▶ **Assignment**
Please return the blog entry below about the high fructose corn syrup rat study, word for word and in full.

(Passage shown begins)

I learned some interesting things while researching this blog entry. For instance, the Latin term ad libitum means "at one's pleasure" and is the source of the term "ad lib."

And I discovered that lab rats undergo something called "rapid decapitation" when it's time to check the results of an experiment.

What I did not learn was that high fructose corn syrup (HFCS) causes obesity in humans.

Princeton University recently circulated an article announcing a study, which was conducted by researchers in its psychology department and Neuroscience Institute and published in the journal "Pharmacology, Biochemistry and Behavior." In short, the study found that rats who consumed lots of HFCS became obese. So, the authors conclude, "Translated to humans, these results suggest that excessive consumption of HFCS may contribute to the incidence of obesity."

As might have been expected, the HFCS industry quickly responded, with the Corn Refiners Association pointing out several flaws in the study that undercut its conclusions.

Translating the study's reported rat intakes to human proportions, the calories gained from high fructose corn syrup would be equivalent to about 3000 kcal/day all from that single source. In comparison, adult humans consume about 2,000 calories per day from all dietary sources. Such intake levels for the study animals would be the equivalent of humans drinking a total of 20 cans of 12 ounce sodas per day - a highly unrealistic amount. Moreover, the researchers concluded that the rats gained more weight from high fructose corn syrup than they would have from sugar, yet the researchers had no proper basis for drawing this conclusion since they failed to provide sucrose controls for part of the study's short-term experiments and no sucrose controls whatsoever were present in any of the long-term experiments.

But others with less direct interest in the outcome have voiced criticism, too, most notably Marion Nestle, a professor in the Department of Nutrition, Food Studies and Public Health at New York University and author of the Food Politics blog. In her entry about the study, she writes

I can hardly believe that Princeton sent out a press release yesterday announcing the results of this rat study. The press release says: "Rats with access to high-fructose corn syrup gained significantly more weight than those with access to table sugar, even when their overall caloric intake was the same."

(Passage shown ends)
(Excerpted data begins)

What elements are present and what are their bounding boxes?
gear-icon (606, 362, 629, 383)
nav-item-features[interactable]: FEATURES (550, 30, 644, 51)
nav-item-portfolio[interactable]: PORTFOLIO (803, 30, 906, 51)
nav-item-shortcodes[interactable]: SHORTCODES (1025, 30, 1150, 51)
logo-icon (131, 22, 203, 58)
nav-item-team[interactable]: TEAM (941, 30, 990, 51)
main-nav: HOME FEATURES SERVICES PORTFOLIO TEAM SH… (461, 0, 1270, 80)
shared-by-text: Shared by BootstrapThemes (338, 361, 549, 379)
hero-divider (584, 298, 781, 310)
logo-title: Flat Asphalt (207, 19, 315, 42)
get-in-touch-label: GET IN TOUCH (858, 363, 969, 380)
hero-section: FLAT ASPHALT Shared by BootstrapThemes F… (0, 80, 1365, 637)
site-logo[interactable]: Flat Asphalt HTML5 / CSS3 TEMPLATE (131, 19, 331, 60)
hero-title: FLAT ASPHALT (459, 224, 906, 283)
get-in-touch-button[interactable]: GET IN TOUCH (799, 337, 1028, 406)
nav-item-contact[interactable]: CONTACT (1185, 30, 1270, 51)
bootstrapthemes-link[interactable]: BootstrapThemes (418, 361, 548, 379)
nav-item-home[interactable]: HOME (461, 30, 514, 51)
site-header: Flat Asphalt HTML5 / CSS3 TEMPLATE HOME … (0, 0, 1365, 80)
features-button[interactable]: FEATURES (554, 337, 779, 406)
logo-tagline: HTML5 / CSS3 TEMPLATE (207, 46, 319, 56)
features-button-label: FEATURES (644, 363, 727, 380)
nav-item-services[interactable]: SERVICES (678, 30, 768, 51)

(Excerpted data ends)

▶ **Answer for the task**
I learned some interesting things while researching this blog entry. For instance, the Latin term ad libitum means "at one's pleasure" and is the source of the term "ad lib."

And I discovered that lab rats undergo something called "rapid decapitation" when it's time to check the results of an experiment.

What I did not learn was that high fructose corn syrup (HFCS) causes obesity in humans.

Princeton University recently circulated an article announcing a study, which was conducted by researchers in its psychology department and Neuroscience Institute and published in the journal "Pharmacology, Biochemistry and Behavior." In short, the study found that rats who consumed lots of HFCS became obese. So, the authors conclude, "Translated to humans, these results suggest that excessive consumption of HFCS may contribute to the incidence of obesity."

As might have been expected, the HFCS industry quickly responded, with the Corn Refiners Association pointing out several flaws in the study that undercut its conclusions.

Translating the study's reported rat intakes to human proportions, the calories gained from high fructose corn syrup would be equivalent to about 3000 kcal/day all from that single source. In comparison, adult humans consume about 2,000 calories per day from all dietary sources. Such intake levels for the study animals would be the equivalent of humans drinking a total of 20 cans of 12 ounce sodas per day - a highly unrealistic amount. Moreover, the researchers concluded that the rats gained more weight from high fructose corn syrup than they would have from sugar, yet the researchers had no proper basis for drawing this conclusion since they failed to provide sucrose controls for part of the study's short-term experiments and no sucrose controls whatsoever were present in any of the long-term experiments.

But others with less direct interest in the outcome have voiced criticism, too, most notably Marion Nestle, a professor in the Department of Nutrition, Food Studies and Public Health at New York University and author of the Food Politics blog. In her entry about the study, she writes

I can hardly believe that Princeton sent out a press release yesterday announcing the results of this rat study. The press release says: "Rats with access to high-fructose corn syrup gained significantly more weight than those with access to table sugar, even when their overall caloric intake was the same."